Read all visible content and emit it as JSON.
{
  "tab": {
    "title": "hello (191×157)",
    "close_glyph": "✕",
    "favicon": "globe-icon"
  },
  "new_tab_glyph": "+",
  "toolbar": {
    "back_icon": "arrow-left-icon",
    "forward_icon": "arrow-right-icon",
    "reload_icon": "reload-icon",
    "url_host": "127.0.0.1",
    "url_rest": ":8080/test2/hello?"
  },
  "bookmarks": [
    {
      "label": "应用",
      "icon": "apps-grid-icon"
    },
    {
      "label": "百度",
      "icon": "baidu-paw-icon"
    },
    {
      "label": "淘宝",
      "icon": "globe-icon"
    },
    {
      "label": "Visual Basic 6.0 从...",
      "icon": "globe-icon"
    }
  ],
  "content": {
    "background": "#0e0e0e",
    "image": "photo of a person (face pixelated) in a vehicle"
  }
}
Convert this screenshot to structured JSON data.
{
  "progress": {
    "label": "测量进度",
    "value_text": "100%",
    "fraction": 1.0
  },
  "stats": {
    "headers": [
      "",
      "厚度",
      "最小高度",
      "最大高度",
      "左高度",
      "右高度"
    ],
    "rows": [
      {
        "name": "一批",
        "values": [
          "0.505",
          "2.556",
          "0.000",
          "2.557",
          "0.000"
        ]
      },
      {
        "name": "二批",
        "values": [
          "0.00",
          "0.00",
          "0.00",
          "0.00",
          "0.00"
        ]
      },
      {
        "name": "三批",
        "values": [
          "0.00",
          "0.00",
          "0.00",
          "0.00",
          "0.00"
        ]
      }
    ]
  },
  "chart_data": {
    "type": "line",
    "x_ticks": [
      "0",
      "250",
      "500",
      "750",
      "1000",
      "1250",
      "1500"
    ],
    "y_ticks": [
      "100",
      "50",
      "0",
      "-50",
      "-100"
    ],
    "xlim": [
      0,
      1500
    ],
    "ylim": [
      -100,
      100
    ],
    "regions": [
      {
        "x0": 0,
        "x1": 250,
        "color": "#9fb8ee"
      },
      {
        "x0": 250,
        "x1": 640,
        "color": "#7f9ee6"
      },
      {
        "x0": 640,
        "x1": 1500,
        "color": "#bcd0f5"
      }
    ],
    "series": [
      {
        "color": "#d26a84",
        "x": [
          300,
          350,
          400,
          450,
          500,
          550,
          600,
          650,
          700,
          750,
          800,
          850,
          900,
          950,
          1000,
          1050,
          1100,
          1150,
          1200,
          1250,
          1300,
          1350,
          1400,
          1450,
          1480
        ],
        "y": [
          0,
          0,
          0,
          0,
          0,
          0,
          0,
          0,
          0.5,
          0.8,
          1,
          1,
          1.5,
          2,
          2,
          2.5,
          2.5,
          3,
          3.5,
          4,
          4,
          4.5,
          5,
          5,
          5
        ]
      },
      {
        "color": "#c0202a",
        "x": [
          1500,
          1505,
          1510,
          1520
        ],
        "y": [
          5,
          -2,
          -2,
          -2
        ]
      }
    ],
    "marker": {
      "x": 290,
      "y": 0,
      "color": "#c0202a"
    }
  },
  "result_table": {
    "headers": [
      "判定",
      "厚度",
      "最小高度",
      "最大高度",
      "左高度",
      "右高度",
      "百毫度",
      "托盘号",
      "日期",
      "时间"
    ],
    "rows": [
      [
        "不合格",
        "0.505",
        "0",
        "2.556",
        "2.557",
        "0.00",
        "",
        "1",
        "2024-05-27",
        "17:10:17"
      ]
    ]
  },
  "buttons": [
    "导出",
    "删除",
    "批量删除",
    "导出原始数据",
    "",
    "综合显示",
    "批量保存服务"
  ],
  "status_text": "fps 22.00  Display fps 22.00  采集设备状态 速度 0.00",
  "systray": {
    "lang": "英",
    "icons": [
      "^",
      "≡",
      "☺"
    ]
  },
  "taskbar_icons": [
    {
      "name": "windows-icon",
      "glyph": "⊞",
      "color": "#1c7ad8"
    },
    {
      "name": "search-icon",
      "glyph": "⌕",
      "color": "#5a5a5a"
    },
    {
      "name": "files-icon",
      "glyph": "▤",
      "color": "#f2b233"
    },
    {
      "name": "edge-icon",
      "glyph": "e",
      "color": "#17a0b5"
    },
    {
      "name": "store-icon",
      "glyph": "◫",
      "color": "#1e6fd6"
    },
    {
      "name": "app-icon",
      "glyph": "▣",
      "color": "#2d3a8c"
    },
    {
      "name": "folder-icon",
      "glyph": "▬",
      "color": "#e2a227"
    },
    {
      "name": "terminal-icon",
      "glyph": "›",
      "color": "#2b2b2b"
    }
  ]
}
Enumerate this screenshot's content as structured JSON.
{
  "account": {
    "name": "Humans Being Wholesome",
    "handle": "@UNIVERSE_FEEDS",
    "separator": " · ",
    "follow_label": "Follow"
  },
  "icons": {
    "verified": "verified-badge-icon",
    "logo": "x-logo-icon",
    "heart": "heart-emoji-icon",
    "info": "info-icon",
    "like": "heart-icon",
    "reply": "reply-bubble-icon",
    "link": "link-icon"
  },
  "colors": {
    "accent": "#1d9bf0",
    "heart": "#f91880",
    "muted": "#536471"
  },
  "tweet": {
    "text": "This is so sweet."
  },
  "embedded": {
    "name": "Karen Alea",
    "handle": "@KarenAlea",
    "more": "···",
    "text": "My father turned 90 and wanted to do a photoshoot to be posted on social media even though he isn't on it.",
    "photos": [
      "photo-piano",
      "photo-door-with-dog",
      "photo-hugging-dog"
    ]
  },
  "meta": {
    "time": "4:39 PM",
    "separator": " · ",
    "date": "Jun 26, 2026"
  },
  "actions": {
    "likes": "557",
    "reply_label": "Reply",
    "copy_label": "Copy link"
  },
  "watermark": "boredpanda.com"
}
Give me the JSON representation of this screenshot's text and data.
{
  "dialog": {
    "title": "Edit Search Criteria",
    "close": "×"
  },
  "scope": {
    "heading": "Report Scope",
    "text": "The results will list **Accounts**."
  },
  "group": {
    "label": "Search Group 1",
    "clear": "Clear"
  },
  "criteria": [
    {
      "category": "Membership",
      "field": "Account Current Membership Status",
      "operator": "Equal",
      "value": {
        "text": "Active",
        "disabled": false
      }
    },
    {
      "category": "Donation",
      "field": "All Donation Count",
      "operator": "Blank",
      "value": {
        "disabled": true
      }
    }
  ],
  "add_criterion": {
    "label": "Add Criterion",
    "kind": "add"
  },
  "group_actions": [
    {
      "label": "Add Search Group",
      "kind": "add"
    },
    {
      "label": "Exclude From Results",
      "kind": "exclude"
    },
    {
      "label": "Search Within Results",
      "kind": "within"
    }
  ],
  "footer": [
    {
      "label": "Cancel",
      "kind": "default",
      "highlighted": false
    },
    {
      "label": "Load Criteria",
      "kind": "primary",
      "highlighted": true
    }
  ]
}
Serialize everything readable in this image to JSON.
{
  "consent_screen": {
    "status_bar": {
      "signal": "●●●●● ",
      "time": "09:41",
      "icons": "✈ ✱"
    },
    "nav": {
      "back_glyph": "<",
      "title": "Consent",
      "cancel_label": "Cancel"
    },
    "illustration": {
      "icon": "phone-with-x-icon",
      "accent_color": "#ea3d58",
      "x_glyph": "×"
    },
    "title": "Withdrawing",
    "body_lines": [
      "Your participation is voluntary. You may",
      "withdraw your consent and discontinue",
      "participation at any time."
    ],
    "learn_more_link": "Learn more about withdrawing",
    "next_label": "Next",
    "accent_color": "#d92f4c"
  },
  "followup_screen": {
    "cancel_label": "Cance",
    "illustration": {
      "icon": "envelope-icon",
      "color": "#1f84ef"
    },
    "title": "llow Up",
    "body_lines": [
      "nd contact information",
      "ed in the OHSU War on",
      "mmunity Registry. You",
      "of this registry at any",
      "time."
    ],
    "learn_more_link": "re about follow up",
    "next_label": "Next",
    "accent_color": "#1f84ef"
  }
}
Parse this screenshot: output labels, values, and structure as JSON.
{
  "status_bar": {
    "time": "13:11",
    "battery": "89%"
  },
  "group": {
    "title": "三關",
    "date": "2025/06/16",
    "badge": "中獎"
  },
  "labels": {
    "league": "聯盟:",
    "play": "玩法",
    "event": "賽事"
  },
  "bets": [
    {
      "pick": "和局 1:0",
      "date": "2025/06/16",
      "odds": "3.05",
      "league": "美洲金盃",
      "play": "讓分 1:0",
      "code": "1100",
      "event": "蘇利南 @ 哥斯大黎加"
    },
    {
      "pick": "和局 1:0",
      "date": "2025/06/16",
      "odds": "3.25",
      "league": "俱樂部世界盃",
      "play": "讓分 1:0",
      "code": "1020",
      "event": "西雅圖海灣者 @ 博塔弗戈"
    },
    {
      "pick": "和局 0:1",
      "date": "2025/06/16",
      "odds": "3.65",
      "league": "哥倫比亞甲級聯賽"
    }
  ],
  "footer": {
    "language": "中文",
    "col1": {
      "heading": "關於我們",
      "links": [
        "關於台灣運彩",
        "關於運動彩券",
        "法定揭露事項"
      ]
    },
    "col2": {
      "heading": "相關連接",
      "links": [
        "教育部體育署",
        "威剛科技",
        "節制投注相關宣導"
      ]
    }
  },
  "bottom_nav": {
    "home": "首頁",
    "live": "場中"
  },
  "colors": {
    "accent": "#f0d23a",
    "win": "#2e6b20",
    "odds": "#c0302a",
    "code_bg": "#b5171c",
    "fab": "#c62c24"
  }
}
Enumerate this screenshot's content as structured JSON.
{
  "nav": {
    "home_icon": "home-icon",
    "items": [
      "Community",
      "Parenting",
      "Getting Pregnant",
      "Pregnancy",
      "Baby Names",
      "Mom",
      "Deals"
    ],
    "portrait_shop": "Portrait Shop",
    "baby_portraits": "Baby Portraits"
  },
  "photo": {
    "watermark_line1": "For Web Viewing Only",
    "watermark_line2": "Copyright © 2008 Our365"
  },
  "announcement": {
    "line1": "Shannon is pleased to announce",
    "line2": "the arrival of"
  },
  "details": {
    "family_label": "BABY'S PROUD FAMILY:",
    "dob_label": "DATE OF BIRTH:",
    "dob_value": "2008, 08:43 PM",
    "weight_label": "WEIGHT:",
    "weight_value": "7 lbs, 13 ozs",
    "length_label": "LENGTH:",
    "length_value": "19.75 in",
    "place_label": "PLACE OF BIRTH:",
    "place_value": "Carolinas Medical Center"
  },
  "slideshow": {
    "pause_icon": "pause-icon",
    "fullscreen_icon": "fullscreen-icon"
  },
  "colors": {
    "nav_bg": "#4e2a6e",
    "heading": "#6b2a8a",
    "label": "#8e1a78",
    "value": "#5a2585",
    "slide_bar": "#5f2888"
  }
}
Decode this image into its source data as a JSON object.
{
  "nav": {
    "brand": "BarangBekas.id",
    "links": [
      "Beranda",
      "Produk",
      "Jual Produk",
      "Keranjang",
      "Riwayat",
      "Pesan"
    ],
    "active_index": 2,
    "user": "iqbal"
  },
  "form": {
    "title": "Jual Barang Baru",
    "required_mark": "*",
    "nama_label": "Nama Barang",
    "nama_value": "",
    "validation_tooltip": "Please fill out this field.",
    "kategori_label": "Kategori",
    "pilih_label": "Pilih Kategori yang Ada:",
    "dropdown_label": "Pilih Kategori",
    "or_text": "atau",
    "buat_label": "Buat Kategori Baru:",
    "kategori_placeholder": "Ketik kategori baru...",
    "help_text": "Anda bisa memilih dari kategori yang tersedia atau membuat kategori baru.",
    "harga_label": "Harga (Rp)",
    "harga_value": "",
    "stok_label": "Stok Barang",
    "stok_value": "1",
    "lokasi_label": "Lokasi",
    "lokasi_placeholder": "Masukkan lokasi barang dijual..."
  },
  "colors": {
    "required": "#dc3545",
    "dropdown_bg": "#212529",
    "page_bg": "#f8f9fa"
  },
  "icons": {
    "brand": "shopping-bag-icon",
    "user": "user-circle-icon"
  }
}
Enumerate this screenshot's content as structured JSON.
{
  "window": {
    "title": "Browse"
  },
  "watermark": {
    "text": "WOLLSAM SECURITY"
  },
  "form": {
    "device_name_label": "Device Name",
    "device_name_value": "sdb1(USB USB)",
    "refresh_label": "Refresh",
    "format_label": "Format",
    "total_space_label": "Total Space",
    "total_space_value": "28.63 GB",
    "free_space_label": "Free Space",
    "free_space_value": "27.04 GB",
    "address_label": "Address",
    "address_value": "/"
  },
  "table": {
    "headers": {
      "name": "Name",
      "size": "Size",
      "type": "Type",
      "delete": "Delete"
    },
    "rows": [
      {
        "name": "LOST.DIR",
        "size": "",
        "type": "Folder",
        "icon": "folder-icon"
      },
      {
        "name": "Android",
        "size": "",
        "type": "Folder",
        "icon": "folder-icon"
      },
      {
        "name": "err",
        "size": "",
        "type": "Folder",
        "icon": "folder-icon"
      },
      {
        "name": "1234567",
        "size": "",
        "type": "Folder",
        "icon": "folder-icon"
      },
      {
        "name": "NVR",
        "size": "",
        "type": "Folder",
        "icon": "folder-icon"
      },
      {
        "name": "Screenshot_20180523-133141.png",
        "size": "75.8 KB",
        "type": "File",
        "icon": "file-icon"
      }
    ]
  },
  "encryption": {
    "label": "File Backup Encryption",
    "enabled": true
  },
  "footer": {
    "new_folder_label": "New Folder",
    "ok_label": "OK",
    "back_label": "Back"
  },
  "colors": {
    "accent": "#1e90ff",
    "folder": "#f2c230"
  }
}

Stated task - Using the listing above, return all lines where the word "true" occurs.

The answer -
        "disabled": true
      "highlighted": true
    "enabled": true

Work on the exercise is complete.